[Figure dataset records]
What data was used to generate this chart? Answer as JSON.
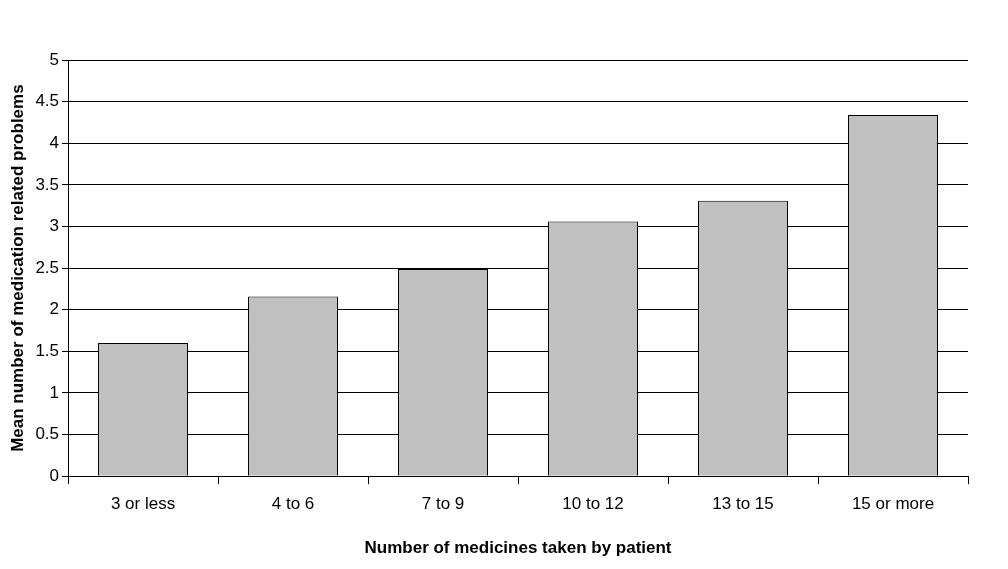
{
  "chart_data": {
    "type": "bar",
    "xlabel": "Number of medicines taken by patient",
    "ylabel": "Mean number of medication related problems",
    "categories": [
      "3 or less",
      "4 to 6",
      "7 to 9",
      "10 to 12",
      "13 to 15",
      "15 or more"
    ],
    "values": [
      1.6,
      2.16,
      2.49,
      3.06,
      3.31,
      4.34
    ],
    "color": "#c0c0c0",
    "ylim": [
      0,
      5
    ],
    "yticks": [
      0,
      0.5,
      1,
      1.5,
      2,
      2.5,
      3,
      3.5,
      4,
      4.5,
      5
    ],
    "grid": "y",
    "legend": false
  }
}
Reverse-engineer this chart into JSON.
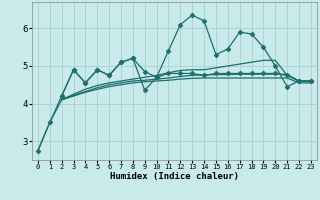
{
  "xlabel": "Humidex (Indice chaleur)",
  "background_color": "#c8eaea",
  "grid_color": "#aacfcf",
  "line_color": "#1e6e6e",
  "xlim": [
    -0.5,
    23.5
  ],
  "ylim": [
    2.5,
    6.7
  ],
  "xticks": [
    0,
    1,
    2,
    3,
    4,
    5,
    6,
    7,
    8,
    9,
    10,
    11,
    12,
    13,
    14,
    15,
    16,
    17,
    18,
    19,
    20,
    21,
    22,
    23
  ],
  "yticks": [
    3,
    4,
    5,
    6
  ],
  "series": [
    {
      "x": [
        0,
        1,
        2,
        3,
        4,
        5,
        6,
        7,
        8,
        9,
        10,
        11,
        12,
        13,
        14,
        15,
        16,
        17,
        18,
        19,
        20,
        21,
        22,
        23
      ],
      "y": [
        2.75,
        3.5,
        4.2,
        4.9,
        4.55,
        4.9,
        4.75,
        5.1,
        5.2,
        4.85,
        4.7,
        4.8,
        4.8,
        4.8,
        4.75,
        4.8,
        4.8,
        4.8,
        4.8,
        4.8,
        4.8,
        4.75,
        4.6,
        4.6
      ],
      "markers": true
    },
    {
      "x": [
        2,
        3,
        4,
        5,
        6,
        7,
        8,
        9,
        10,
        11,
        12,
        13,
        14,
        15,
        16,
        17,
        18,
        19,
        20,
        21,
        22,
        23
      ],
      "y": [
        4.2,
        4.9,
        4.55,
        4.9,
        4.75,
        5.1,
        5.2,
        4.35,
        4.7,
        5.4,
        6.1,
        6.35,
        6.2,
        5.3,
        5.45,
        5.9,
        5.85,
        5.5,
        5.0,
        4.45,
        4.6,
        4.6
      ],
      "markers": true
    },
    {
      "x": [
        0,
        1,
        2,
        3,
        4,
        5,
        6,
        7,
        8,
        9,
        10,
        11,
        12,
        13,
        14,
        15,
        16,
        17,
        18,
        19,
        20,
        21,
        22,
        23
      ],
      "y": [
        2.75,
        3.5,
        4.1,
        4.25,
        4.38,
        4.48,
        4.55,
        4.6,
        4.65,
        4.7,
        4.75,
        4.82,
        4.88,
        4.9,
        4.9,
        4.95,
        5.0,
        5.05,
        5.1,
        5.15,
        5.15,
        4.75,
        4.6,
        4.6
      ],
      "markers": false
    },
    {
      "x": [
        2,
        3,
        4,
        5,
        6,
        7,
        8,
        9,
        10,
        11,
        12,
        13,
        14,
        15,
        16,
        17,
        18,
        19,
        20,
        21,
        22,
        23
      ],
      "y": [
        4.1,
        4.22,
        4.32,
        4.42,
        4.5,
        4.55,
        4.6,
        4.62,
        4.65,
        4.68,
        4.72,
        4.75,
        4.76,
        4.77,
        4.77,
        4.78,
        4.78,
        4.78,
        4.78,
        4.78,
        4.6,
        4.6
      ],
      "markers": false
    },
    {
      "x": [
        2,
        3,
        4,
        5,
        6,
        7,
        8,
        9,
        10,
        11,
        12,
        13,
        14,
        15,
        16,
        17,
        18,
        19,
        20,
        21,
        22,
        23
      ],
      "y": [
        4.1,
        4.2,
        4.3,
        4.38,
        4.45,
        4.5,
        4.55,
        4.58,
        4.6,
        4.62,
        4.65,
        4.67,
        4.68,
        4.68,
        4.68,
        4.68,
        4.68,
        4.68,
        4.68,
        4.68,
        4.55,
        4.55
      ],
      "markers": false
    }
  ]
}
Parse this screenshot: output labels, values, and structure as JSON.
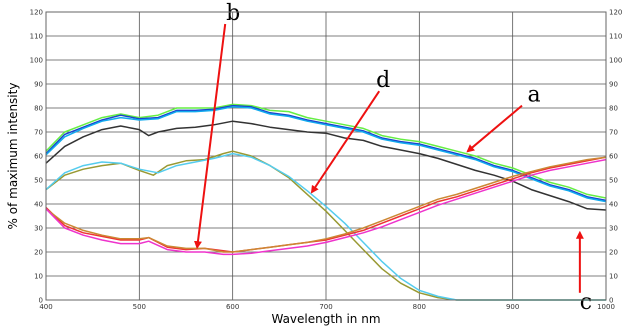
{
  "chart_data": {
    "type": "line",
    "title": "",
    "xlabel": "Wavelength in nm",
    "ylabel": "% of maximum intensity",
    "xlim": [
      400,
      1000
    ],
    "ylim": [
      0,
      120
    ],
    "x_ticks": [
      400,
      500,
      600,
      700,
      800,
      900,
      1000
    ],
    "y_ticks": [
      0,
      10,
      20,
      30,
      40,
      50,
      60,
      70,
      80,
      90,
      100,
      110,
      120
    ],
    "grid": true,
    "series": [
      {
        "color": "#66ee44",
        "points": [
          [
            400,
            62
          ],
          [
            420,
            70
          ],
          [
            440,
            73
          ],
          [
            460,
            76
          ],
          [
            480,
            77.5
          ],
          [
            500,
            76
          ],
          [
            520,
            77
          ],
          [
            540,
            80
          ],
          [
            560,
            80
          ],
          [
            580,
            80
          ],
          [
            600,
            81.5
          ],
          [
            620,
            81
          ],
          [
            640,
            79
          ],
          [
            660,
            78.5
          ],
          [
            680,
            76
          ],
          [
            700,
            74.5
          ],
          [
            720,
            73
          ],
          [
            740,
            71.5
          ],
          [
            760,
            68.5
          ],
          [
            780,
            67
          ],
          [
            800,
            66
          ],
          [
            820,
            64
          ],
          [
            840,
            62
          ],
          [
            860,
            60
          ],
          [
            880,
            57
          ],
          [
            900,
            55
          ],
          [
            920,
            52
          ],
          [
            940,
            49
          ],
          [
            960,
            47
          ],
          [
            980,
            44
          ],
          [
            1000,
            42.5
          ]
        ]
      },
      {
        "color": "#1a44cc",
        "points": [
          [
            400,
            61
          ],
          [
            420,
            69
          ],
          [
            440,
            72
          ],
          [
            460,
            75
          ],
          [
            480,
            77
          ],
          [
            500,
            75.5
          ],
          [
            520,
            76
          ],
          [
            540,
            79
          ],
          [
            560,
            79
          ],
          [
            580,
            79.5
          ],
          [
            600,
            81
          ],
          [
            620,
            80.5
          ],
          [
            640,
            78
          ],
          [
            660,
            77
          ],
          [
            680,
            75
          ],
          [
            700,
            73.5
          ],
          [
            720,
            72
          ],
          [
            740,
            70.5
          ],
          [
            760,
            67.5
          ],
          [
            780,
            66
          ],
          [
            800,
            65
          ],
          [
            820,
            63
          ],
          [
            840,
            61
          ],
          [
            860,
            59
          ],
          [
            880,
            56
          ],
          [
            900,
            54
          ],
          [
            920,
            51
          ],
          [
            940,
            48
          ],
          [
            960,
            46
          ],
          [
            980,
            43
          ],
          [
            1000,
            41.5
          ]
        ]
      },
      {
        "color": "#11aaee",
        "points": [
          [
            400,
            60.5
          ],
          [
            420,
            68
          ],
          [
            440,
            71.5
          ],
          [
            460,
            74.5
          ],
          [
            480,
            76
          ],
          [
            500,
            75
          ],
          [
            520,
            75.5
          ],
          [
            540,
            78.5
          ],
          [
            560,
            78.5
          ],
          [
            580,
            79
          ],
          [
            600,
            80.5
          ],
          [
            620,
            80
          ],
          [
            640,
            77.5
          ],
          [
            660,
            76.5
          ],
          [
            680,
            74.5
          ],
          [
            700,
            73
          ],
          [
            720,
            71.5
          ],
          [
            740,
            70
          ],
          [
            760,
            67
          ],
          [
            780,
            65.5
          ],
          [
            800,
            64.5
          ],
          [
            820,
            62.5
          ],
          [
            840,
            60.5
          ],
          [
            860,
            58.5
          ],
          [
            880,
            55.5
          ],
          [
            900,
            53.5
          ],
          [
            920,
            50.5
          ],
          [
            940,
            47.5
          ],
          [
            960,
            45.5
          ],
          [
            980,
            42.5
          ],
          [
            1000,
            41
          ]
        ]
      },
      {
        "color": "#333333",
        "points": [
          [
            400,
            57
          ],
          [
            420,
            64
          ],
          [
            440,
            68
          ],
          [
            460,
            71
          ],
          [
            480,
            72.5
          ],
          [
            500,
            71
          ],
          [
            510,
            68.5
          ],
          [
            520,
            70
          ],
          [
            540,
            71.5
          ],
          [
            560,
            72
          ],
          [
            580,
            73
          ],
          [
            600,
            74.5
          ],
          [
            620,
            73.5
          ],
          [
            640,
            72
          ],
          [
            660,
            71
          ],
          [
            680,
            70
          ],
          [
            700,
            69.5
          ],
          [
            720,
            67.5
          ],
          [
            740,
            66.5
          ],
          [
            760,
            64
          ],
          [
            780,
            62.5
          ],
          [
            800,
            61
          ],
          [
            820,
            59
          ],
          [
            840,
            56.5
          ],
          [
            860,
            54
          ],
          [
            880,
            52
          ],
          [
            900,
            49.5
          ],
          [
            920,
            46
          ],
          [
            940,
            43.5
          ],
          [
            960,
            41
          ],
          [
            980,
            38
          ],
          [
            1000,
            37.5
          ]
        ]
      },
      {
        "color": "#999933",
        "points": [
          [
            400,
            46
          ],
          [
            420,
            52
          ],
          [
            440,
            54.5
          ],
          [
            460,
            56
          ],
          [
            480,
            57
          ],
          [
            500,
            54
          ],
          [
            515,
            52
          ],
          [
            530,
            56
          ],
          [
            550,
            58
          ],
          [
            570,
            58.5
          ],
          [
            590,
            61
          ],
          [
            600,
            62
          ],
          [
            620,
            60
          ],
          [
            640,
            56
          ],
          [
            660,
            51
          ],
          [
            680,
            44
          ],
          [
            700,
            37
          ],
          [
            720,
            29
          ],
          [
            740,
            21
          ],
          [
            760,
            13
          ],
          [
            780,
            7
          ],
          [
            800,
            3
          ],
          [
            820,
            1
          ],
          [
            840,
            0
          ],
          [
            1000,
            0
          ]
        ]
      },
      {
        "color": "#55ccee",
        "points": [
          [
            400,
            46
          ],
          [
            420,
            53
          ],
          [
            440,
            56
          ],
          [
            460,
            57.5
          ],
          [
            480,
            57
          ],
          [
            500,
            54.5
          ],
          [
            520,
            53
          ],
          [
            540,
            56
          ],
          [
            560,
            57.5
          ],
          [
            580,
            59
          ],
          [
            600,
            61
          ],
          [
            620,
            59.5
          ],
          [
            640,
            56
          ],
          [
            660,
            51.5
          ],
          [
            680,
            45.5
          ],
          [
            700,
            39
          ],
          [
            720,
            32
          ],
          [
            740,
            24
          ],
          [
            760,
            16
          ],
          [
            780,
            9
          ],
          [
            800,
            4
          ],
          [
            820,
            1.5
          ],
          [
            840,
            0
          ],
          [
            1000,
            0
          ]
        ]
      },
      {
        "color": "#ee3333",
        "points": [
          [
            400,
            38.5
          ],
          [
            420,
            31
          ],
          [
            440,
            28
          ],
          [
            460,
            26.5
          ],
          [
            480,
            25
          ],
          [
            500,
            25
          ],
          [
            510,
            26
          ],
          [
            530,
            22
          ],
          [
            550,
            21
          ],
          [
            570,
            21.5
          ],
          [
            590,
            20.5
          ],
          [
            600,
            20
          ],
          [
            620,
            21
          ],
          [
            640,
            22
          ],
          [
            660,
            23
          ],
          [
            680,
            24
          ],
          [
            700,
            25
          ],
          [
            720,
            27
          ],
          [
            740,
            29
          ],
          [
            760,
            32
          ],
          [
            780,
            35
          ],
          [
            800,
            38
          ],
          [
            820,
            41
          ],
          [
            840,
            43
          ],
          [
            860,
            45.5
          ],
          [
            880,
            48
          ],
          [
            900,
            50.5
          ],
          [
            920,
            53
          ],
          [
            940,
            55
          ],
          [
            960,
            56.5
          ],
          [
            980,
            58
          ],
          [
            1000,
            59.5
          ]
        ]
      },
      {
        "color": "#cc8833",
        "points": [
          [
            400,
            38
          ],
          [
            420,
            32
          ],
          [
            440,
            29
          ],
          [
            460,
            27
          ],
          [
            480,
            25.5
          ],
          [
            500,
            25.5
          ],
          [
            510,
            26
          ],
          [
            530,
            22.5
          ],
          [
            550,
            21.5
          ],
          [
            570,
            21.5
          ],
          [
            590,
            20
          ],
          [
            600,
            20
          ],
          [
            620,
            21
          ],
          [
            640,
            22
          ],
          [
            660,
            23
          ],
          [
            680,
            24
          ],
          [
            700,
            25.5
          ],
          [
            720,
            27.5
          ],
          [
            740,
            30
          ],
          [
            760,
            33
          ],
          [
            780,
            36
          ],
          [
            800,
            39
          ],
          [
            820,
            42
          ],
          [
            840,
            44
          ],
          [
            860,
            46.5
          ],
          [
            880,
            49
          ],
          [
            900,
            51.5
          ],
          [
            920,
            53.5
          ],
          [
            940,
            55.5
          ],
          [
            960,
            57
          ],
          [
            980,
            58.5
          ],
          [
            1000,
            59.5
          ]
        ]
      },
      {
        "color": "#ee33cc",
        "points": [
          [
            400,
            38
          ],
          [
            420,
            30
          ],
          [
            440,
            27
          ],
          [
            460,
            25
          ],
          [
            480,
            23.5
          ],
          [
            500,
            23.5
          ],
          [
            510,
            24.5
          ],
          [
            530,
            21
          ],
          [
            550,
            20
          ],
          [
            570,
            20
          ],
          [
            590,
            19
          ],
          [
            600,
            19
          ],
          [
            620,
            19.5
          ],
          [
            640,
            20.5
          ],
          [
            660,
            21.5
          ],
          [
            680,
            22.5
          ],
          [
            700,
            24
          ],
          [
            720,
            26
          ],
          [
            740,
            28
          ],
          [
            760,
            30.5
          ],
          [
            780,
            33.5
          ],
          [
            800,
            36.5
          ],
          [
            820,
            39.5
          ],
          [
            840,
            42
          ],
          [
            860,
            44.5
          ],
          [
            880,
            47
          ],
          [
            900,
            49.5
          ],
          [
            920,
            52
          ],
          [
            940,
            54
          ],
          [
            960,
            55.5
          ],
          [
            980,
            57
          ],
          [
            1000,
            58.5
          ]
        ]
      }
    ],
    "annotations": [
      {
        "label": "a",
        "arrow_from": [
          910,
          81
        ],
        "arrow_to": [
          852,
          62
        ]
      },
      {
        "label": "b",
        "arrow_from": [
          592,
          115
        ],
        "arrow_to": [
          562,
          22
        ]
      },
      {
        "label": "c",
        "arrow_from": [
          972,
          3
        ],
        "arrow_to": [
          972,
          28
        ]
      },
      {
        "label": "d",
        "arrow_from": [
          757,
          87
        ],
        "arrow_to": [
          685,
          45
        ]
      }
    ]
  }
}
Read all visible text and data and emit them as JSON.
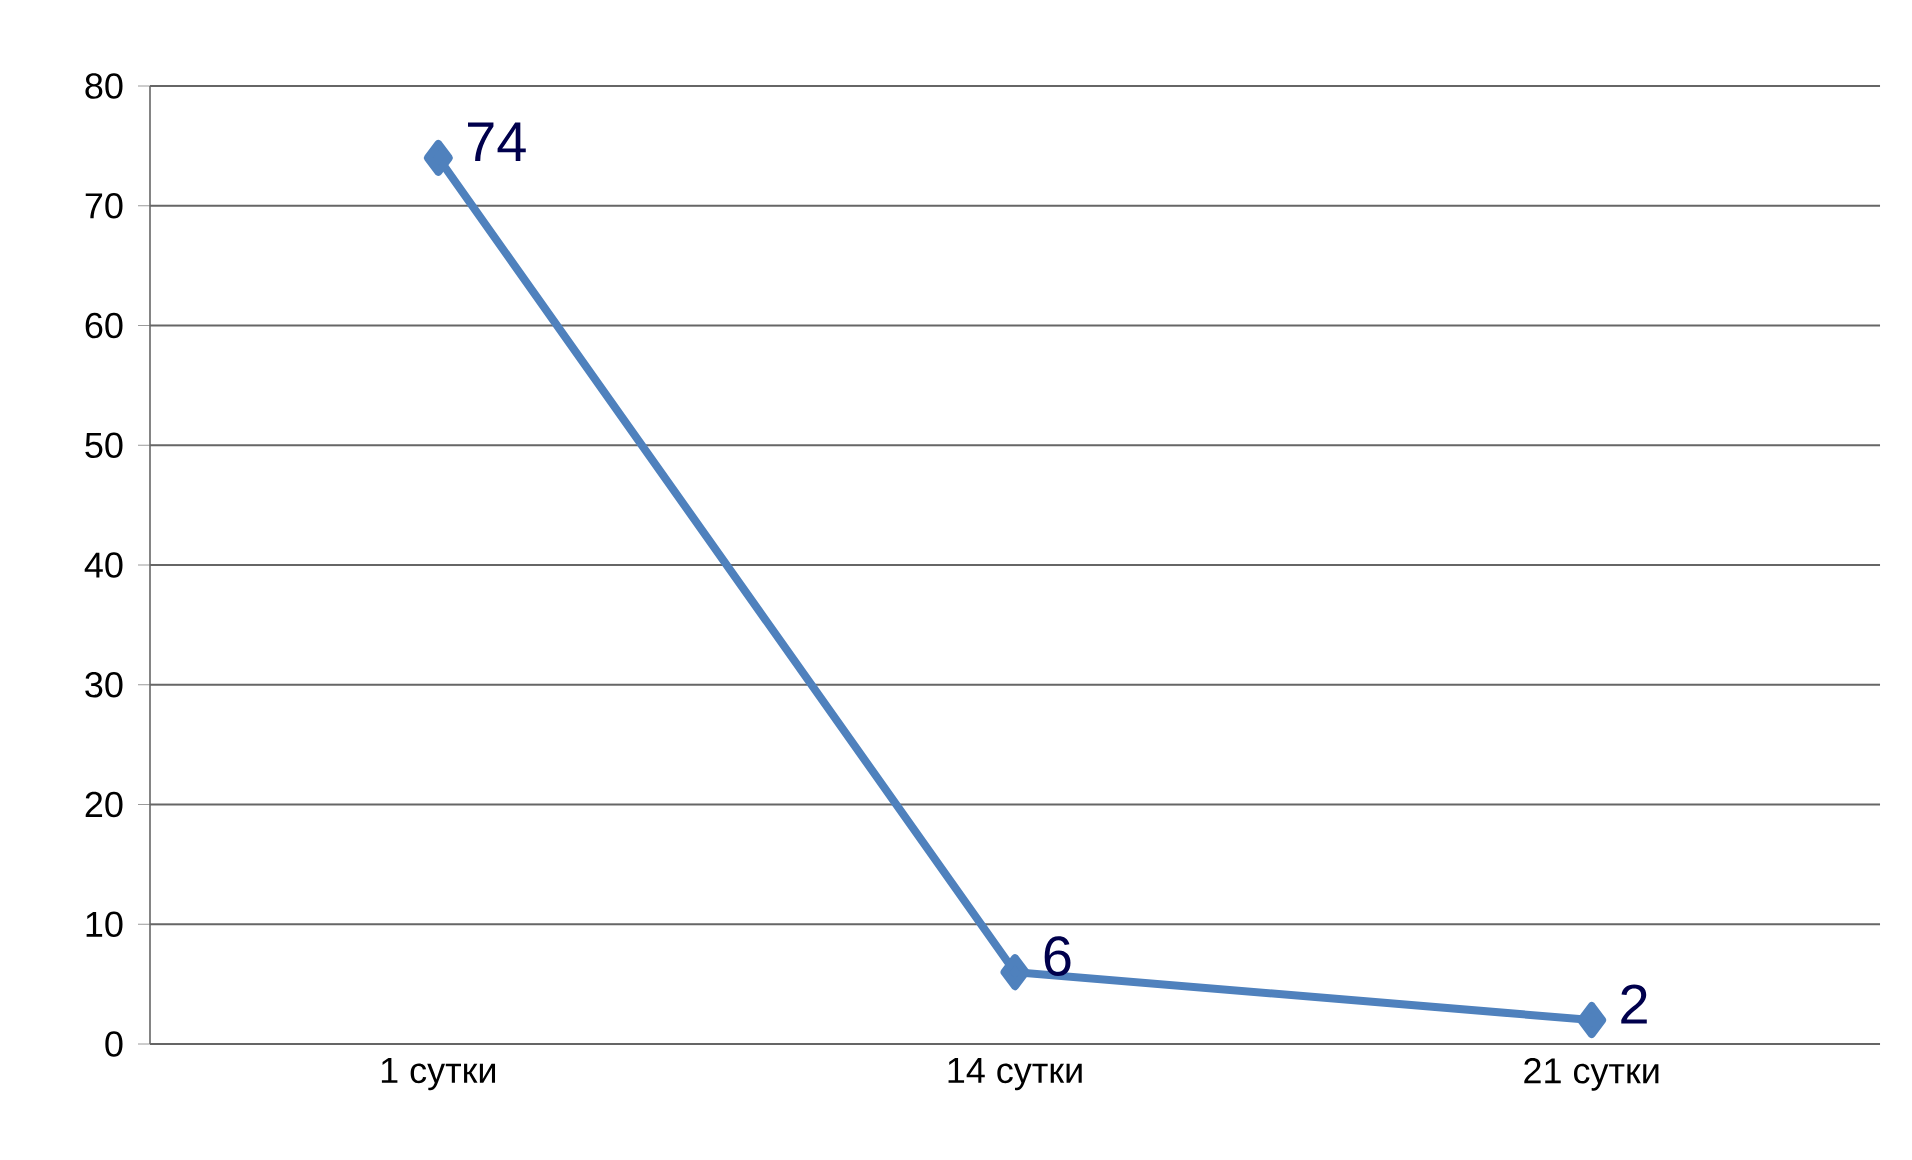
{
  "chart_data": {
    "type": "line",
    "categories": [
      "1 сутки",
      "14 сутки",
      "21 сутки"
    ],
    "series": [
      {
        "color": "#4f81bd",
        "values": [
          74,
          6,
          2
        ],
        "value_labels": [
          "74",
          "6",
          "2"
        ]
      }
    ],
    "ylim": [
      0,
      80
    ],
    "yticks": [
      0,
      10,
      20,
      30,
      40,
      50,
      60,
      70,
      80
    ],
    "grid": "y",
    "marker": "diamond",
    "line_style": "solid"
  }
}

What the exercise asks
The lines to write out run from the one containing "Read all visible" through the final line of the material above, both included; write them out exactly, with no pictures.

Task solution
Read all visible text and data and emit them as JSON.
{
  "chart_data": {
    "type": "line",
    "categories": [
      "1 сутки",
      "14 сутки",
      "21 сутки"
    ],
    "series": [
      {
        "color": "#4f81bd",
        "values": [
          74,
          6,
          2
        ],
        "value_labels": [
          "74",
          "6",
          "2"
        ]
      }
    ],
    "ylim": [
      0,
      80
    ],
    "yticks": [
      0,
      10,
      20,
      30,
      40,
      50,
      60,
      70,
      80
    ],
    "grid": "y",
    "marker": "diamond",
    "line_style": "solid"
  }
}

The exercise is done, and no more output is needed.